■ Written task
Identify the lines bearing the string "triangle" and gather them.

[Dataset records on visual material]
____
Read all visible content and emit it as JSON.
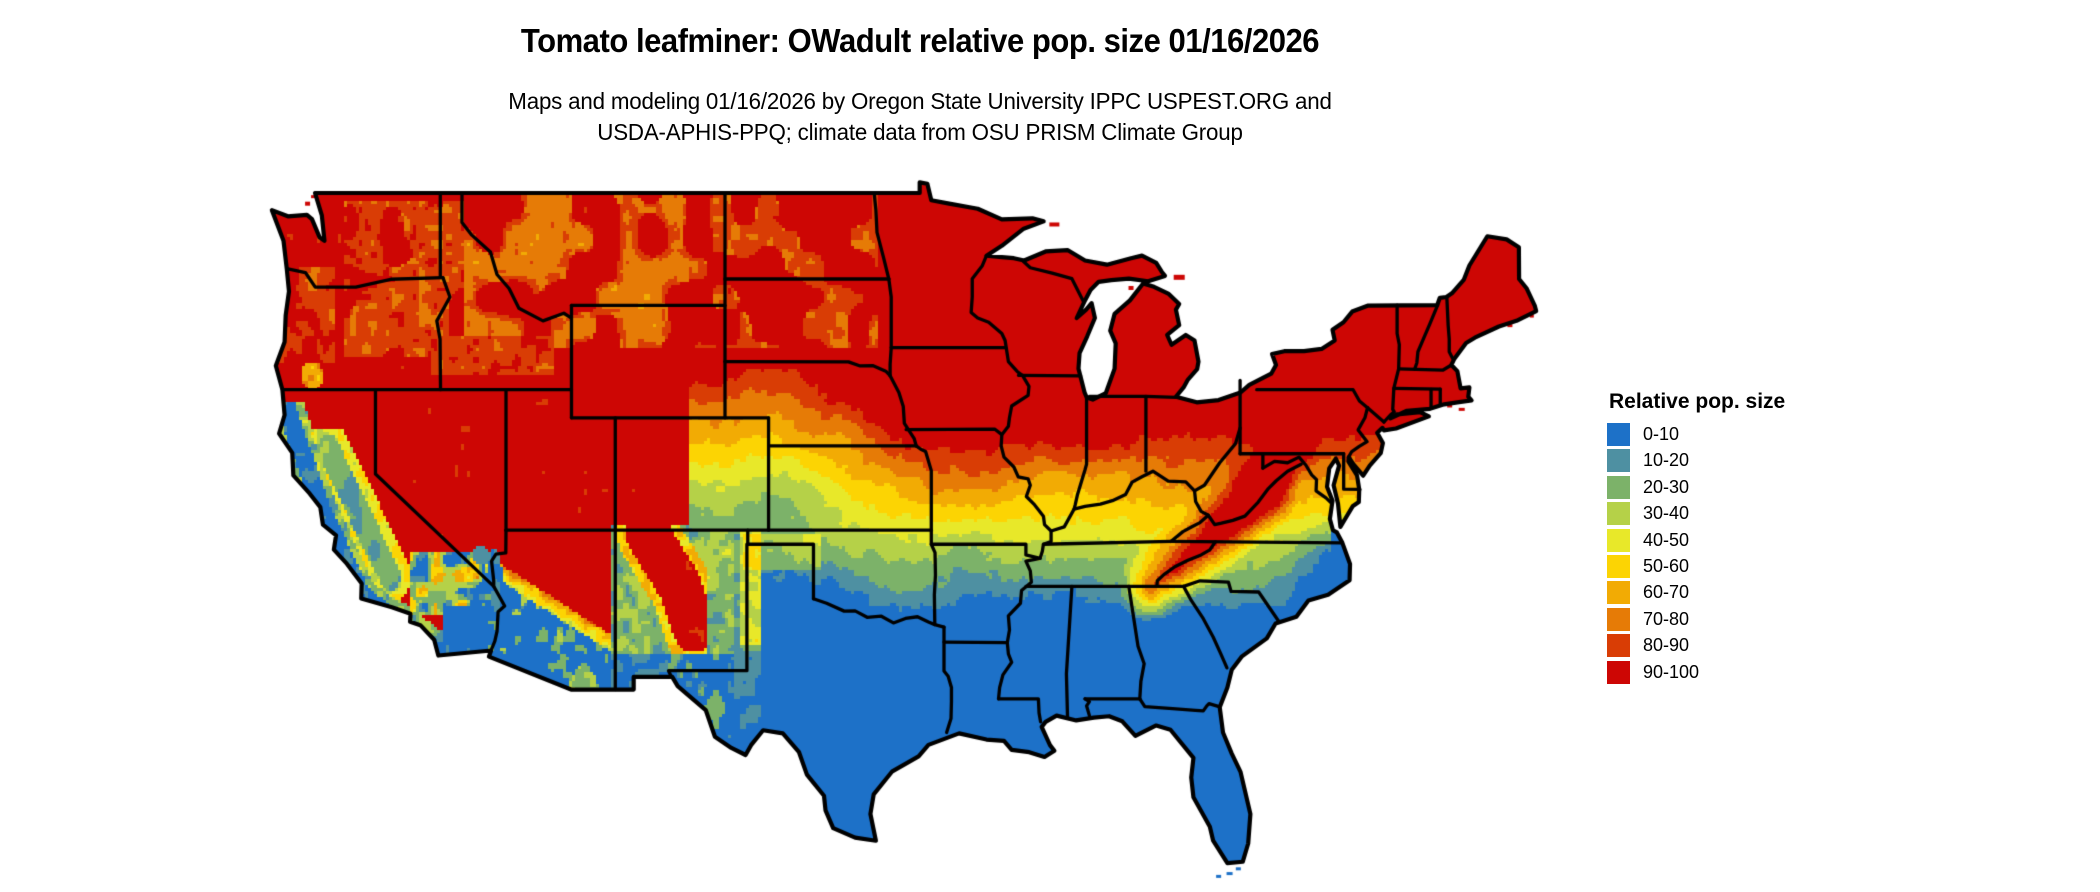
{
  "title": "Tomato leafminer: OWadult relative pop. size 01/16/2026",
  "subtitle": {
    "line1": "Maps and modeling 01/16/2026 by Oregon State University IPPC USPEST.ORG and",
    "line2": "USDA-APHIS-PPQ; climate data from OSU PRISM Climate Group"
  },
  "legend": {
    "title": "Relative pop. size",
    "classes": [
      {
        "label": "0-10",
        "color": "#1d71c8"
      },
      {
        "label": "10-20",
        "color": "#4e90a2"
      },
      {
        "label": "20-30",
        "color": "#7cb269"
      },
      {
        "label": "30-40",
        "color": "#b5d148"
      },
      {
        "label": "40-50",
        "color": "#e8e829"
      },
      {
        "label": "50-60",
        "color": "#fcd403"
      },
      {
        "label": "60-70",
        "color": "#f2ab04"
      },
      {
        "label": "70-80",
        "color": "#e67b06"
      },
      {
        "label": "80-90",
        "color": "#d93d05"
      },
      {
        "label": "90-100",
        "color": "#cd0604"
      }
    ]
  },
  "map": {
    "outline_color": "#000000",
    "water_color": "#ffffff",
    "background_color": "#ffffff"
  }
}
____
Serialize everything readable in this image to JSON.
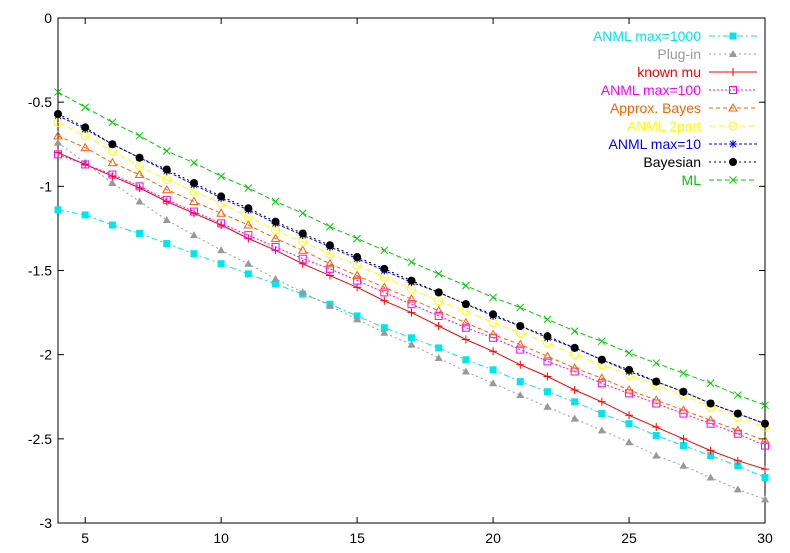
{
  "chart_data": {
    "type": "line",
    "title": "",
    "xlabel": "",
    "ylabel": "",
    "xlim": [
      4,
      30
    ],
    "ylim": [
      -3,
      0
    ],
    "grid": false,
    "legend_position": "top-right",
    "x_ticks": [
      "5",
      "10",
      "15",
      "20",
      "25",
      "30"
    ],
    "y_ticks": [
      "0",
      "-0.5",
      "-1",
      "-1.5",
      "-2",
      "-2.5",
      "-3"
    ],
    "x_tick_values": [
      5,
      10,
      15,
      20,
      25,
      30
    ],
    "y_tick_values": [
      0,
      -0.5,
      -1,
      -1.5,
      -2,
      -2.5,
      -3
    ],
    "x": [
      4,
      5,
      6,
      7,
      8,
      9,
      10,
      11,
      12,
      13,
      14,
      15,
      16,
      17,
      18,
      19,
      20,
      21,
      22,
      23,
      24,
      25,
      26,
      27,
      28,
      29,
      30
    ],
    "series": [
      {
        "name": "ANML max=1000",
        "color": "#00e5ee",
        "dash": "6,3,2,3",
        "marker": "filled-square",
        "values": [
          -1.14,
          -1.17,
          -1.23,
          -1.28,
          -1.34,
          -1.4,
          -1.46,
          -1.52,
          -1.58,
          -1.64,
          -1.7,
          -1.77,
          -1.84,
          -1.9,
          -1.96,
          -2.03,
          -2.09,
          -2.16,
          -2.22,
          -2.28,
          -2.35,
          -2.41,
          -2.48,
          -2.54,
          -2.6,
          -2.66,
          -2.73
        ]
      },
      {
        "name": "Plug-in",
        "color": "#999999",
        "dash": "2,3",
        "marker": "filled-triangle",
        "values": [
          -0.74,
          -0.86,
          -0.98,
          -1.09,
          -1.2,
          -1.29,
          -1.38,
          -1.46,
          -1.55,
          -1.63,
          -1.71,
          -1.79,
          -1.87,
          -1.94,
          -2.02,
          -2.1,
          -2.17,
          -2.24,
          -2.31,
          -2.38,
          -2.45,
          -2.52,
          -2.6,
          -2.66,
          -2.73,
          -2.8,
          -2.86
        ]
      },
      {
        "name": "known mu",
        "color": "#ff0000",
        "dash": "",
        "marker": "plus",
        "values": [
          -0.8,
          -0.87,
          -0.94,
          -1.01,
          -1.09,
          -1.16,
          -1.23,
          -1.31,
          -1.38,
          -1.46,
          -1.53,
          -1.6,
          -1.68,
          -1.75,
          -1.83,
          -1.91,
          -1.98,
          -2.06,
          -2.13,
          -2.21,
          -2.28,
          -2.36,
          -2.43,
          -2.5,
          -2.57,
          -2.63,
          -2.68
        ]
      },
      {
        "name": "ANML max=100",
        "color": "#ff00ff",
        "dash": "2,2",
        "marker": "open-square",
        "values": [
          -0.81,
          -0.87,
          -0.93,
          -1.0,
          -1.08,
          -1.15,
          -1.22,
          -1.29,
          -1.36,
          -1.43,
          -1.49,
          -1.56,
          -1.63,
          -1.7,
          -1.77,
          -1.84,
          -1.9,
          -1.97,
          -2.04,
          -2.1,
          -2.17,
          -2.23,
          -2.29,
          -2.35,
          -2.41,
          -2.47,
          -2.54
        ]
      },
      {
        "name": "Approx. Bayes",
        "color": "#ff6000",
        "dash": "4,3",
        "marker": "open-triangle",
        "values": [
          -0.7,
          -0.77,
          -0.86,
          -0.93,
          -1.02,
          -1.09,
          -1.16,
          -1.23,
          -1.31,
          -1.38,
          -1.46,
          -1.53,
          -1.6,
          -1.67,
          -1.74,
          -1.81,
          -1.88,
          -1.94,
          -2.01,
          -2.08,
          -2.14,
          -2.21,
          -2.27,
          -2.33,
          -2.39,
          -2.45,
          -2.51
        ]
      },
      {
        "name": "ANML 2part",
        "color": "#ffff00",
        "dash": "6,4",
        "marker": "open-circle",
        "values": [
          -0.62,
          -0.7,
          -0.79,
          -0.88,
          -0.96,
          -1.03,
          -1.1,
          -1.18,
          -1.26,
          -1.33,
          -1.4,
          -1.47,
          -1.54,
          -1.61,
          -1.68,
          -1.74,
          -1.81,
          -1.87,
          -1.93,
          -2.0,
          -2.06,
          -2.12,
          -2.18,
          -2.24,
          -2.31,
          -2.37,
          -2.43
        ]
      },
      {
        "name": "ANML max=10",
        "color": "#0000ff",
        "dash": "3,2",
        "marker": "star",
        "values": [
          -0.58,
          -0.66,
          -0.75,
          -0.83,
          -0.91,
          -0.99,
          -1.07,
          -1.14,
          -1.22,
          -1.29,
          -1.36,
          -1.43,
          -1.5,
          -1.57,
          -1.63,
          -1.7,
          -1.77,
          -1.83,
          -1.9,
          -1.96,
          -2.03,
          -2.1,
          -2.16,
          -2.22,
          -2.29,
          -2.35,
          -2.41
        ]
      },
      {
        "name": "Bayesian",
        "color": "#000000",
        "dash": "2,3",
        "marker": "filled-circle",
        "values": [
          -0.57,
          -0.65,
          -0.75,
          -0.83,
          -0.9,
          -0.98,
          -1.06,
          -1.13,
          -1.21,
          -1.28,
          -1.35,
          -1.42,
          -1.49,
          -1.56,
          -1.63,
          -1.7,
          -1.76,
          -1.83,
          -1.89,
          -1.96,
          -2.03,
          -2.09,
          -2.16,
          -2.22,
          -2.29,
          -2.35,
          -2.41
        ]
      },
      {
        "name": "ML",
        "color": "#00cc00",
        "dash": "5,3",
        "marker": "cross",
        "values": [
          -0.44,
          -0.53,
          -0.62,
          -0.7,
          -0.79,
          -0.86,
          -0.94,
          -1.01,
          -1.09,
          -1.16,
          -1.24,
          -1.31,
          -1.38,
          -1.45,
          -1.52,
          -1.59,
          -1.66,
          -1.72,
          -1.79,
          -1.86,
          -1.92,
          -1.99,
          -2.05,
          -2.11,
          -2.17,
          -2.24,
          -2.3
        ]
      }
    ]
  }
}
____
■ Right answer
        "marker": "filled-triangle",
        "marker": "open-triangle",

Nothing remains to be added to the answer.